Look through the records below, and copy out every line that holds the string "dată".
—————
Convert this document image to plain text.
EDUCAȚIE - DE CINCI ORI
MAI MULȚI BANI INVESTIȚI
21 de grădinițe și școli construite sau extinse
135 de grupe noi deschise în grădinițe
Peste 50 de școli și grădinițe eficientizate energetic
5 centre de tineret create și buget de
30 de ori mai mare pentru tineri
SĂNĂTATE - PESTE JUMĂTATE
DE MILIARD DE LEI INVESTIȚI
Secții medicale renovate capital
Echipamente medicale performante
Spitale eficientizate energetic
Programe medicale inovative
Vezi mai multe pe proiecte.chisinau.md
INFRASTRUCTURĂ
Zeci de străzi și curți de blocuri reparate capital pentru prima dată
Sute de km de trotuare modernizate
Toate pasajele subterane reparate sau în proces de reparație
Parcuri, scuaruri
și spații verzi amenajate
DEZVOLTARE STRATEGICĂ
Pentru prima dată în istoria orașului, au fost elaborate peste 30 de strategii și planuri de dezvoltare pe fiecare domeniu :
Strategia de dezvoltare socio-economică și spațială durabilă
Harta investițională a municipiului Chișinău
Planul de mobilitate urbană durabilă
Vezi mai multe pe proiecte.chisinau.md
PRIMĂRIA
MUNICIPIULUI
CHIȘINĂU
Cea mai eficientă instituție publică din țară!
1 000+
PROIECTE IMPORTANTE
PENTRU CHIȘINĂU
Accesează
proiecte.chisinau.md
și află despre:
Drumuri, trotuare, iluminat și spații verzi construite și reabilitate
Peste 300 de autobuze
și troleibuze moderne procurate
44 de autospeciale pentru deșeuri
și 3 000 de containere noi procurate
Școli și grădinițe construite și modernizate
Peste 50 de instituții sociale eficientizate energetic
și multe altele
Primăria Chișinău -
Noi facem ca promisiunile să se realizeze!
—————
- _Complete answer_:
Zeci de străzi și curți de blocuri reparate capital pentru prima dată
Pentru prima dată în istoria orașului, au fost elaborate peste 30 de strategii și planuri de dezvoltare pe fiecare domeniu :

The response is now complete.